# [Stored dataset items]
----

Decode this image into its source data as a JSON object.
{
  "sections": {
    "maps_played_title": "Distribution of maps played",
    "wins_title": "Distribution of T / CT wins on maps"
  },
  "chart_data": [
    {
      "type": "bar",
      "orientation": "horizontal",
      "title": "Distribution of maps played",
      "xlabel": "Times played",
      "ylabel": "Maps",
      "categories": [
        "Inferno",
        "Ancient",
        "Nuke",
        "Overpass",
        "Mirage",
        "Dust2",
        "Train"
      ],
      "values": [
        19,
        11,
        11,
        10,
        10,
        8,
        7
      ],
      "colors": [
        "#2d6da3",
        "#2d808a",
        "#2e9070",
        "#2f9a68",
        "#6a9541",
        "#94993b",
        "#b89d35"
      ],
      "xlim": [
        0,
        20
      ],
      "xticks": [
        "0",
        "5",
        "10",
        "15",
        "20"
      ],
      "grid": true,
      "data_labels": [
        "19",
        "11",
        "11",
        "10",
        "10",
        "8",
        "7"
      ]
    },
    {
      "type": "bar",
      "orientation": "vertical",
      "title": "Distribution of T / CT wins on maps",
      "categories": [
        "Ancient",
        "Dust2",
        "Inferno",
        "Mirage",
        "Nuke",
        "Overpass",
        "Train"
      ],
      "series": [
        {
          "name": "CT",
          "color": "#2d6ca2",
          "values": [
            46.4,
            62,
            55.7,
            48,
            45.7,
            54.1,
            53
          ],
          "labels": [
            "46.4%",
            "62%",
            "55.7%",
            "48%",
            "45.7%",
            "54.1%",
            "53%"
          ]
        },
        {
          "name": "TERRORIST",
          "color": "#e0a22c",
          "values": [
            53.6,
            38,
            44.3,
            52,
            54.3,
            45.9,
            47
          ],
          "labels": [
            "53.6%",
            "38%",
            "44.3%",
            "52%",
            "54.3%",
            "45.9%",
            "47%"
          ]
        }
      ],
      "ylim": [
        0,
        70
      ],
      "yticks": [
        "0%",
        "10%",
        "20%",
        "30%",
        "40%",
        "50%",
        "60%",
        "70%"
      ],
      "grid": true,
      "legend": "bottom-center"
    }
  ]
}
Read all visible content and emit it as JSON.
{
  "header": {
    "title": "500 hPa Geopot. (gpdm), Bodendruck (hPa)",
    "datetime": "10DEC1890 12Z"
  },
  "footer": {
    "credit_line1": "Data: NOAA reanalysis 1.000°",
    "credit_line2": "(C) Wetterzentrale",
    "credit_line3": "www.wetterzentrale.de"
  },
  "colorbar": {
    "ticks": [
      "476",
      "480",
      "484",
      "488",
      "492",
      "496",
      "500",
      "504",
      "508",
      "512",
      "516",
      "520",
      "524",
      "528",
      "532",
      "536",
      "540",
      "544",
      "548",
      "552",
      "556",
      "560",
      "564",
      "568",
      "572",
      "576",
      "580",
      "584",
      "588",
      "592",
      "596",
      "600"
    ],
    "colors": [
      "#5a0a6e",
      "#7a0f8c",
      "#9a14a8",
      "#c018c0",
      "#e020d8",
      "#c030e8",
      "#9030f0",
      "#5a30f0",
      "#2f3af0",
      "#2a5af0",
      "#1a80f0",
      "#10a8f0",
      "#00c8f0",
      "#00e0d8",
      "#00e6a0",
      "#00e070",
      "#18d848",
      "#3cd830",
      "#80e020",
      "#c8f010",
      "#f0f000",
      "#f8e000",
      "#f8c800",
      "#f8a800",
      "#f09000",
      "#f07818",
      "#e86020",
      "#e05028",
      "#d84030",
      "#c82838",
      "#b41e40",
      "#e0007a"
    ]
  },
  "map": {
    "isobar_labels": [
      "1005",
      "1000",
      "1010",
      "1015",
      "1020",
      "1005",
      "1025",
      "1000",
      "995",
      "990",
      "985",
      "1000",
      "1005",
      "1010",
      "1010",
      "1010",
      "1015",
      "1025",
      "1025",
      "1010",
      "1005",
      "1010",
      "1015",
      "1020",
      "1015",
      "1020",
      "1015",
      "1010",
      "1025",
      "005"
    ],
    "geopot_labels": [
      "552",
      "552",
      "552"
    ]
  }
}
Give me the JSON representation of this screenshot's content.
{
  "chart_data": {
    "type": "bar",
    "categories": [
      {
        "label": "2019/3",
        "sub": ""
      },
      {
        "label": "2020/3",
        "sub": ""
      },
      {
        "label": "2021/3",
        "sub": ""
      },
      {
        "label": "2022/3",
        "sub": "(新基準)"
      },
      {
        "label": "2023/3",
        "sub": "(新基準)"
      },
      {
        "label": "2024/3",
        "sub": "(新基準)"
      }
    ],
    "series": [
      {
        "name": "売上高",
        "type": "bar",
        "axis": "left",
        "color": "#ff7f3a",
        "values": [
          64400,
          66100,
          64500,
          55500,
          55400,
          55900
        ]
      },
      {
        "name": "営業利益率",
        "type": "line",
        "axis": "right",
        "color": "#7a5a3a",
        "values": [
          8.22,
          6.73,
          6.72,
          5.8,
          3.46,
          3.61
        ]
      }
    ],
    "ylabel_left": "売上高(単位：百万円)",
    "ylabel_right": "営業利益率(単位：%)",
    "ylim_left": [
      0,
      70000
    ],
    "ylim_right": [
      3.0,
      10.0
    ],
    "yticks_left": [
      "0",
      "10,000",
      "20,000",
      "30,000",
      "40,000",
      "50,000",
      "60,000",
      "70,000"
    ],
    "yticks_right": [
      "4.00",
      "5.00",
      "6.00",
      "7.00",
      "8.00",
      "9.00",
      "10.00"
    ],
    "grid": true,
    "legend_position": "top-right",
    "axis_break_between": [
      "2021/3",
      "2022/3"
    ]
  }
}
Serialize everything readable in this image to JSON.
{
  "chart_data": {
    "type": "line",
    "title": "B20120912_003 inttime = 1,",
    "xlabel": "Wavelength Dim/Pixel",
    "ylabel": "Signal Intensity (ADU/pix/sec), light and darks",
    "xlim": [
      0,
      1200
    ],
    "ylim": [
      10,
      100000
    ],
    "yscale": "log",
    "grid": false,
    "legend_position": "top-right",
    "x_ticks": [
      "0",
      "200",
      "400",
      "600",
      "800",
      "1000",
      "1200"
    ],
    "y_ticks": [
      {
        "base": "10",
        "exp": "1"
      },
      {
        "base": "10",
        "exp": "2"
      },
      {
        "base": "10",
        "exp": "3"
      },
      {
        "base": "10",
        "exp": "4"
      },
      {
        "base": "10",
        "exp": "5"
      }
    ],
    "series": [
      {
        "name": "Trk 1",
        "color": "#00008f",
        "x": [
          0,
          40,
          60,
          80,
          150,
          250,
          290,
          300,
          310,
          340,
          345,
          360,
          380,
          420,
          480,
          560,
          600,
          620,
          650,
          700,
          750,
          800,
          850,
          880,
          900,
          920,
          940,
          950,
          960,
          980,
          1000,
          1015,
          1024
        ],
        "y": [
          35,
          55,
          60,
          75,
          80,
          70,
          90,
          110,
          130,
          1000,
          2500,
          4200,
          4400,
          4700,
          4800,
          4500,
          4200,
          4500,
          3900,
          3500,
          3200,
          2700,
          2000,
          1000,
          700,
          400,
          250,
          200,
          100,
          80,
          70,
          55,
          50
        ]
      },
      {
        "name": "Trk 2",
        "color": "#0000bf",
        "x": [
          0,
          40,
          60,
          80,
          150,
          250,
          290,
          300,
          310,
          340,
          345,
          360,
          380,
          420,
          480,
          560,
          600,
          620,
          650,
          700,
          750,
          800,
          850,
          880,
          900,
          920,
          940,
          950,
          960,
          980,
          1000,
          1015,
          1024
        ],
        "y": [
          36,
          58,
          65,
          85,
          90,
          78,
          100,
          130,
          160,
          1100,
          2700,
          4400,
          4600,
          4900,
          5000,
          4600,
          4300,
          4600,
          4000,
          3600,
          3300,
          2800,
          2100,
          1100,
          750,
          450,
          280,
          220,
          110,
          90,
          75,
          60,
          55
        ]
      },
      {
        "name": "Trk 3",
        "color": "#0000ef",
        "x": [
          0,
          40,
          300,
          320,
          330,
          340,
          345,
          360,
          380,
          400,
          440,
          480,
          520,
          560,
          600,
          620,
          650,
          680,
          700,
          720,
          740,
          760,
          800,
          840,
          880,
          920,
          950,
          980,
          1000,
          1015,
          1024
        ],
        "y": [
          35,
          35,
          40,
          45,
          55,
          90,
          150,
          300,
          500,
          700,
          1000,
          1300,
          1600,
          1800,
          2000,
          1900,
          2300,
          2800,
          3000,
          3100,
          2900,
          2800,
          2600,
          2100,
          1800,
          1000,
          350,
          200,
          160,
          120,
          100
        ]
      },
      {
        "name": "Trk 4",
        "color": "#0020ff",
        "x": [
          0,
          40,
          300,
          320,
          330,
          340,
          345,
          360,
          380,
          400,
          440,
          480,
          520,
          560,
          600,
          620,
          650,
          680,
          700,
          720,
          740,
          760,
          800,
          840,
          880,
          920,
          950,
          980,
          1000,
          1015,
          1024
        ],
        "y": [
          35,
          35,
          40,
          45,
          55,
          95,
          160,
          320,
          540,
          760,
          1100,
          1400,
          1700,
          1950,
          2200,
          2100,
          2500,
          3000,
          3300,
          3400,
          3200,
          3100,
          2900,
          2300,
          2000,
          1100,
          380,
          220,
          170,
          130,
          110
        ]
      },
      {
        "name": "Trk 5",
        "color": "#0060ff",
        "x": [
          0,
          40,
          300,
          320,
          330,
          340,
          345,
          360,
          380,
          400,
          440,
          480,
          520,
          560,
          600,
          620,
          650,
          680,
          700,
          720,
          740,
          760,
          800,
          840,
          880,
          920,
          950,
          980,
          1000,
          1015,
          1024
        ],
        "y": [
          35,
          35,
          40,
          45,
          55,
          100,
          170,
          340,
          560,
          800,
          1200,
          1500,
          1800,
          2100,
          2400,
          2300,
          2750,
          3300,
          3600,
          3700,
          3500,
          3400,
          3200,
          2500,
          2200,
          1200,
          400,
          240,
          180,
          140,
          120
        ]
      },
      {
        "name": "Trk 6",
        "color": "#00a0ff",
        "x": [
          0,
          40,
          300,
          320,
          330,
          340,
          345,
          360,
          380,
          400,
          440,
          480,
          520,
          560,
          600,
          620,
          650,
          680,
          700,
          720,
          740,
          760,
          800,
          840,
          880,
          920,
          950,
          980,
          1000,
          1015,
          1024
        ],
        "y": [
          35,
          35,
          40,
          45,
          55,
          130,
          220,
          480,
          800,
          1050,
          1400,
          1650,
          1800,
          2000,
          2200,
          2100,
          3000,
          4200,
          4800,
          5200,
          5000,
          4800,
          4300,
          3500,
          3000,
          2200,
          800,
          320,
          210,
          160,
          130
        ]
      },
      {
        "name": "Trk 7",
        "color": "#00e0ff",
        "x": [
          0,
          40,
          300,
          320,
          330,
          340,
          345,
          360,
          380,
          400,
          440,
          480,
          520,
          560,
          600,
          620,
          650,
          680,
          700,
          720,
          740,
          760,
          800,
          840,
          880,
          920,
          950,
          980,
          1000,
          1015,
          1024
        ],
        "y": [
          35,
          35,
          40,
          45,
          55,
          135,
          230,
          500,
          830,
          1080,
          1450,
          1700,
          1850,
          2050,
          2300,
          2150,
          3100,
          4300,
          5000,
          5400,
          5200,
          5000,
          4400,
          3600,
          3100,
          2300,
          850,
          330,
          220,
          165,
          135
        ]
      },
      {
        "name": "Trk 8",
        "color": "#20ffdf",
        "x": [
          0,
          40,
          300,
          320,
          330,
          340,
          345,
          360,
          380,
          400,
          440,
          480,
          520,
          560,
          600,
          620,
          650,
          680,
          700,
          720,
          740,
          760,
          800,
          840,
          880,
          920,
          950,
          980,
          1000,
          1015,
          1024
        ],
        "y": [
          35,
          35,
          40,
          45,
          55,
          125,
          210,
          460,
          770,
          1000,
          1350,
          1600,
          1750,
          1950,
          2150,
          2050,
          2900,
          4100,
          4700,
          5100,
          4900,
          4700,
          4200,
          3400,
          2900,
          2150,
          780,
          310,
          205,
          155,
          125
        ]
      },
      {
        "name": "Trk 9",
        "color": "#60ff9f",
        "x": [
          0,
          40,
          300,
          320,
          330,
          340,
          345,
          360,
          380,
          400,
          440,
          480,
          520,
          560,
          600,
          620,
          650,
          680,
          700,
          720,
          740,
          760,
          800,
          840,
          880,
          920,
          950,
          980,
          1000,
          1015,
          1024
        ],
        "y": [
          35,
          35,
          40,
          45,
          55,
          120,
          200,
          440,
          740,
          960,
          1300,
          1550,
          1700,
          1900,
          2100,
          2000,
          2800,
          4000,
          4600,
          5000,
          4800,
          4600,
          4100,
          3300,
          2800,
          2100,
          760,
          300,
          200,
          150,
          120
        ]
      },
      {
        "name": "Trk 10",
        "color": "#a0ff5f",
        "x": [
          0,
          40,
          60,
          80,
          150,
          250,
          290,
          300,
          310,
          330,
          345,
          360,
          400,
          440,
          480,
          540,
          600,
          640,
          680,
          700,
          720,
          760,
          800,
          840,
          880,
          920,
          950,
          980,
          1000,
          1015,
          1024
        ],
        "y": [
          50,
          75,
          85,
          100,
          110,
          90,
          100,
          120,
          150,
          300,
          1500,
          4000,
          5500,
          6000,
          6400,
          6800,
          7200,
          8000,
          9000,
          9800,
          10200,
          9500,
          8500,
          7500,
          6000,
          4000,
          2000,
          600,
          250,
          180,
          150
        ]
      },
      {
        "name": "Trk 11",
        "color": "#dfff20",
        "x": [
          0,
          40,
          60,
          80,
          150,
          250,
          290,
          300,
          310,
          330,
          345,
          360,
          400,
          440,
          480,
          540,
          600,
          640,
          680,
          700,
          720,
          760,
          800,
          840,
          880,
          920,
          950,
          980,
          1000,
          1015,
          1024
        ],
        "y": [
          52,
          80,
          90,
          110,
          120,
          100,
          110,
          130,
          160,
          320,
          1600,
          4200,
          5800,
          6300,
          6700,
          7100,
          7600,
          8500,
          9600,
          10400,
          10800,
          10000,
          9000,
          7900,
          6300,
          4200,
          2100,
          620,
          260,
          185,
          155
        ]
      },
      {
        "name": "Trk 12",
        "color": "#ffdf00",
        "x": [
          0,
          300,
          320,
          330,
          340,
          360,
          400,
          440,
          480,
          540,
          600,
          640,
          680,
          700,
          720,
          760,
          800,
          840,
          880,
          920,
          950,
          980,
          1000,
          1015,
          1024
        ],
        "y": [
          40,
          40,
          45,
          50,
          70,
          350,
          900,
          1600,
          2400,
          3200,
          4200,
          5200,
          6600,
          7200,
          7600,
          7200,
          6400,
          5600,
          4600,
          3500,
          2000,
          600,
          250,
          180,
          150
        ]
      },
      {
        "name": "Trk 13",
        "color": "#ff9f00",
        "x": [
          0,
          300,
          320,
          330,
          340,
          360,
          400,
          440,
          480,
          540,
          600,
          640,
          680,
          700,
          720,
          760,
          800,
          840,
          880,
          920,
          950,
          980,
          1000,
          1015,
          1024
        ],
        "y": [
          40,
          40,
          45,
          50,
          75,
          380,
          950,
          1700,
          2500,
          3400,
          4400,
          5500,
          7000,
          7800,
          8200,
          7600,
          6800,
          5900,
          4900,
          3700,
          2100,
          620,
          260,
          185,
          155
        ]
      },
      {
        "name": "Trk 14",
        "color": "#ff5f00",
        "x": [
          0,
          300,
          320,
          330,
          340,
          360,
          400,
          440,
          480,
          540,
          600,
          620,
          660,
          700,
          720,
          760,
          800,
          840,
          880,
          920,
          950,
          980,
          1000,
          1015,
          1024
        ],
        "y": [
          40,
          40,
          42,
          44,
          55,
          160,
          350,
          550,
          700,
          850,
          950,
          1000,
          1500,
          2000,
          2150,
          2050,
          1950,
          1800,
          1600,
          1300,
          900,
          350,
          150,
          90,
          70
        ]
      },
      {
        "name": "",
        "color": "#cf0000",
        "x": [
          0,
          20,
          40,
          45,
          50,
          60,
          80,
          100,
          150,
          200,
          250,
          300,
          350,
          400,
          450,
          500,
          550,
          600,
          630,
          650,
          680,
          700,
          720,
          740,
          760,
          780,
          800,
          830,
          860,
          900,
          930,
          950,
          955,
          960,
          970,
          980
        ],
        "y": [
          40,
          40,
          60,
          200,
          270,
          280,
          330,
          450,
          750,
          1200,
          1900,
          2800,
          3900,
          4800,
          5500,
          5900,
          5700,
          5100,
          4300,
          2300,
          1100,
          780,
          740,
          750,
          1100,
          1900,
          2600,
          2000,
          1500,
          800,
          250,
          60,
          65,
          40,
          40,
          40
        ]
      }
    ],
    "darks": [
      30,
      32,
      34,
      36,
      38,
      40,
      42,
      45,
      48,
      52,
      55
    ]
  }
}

----

# [Job]
Out of the records, collect only those lines that contain the string "played".

# [Exercise output]
    "maps_played_title": "Distribution of maps played",
      "title": "Distribution of maps played",
      "xlabel": "Times played",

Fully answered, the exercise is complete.